═════ Listing

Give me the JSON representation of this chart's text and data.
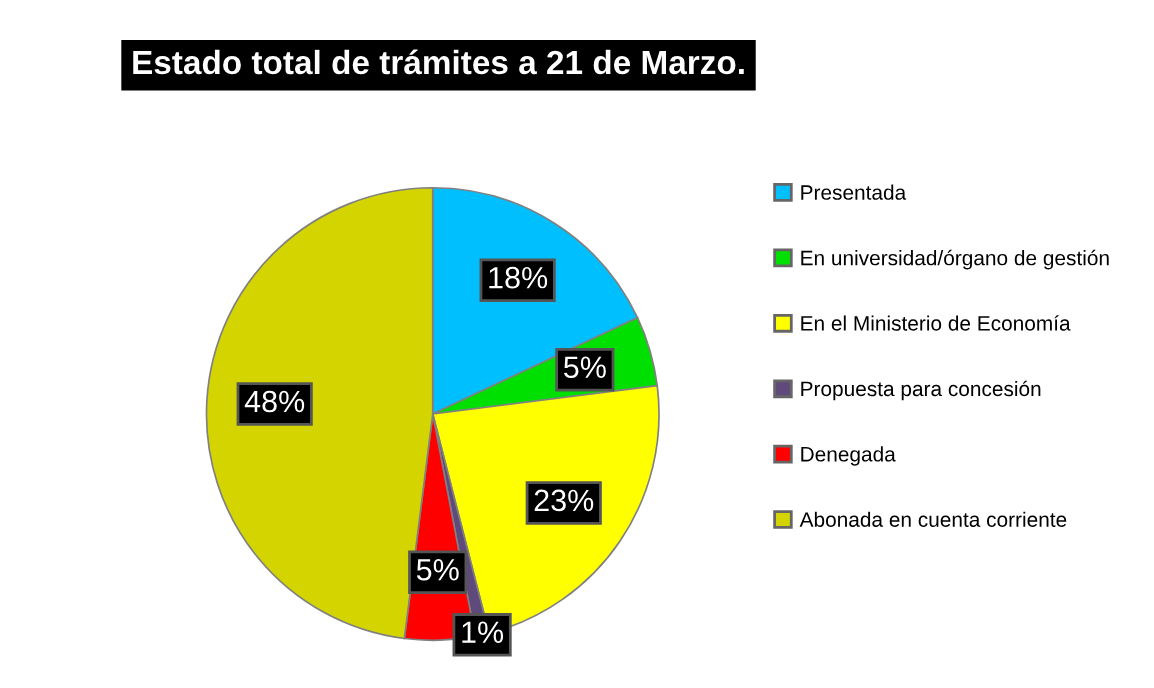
{
  "chart_data": {
    "type": "pie",
    "title": "Estado total de trámites a 21 de Marzo.",
    "categories": [
      "Presentada",
      "En universidad/órgano de gestión",
      "En el Ministerio de Economía",
      "Propuesta para concesión",
      "Denegada",
      "Abonada en cuenta corriente"
    ],
    "values": [
      18,
      5,
      23,
      1,
      5,
      48
    ],
    "colors": [
      "#00bfff",
      "#00e000",
      "#ffff00",
      "#604a7b",
      "#ff0000",
      "#d4d400"
    ],
    "value_labels": [
      "18%",
      "5%",
      "23%",
      "1%",
      "5%",
      "48%"
    ],
    "legend": "right"
  }
}
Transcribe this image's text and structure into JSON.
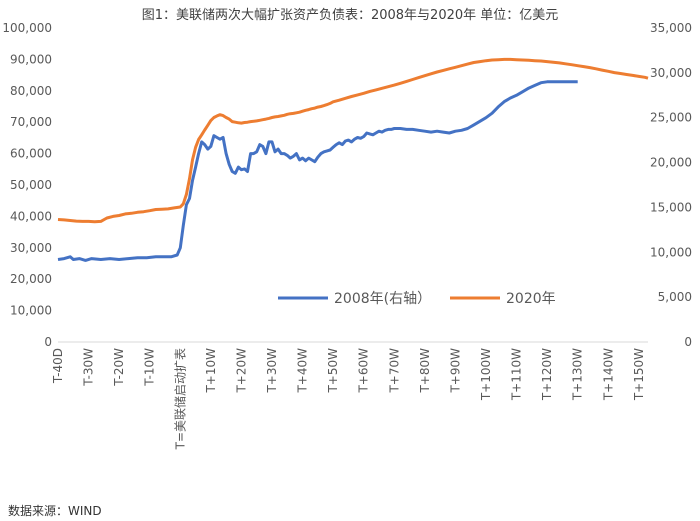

══════════

Make an exact copy of the records above, with the pictures left out.

Give me the JSON representation of this chart's text and data.
{
  "chart_data": {
    "type": "pie",
    "title": "Estado total de trámites a 21 de Marzo.",
    "categories": [
      "Presentada",
      "En universidad/órgano de gestión",
      "En el Ministerio de Economía",
      "Propuesta para concesión",
      "Denegada",
      "Abonada en cuenta corriente"
    ],
    "values": [
      18,
      5,
      23,
      1,
      5,
      48
    ],
    "colors": [
      "#00bfff",
      "#00e000",
      "#ffff00",
      "#604a7b",
      "#ff0000",
      "#d4d400"
    ],
    "value_labels": [
      "18%",
      "5%",
      "23%",
      "1%",
      "5%",
      "48%"
    ],
    "legend": "right"
  }
}
Transcribe this image's text and structure into JSON.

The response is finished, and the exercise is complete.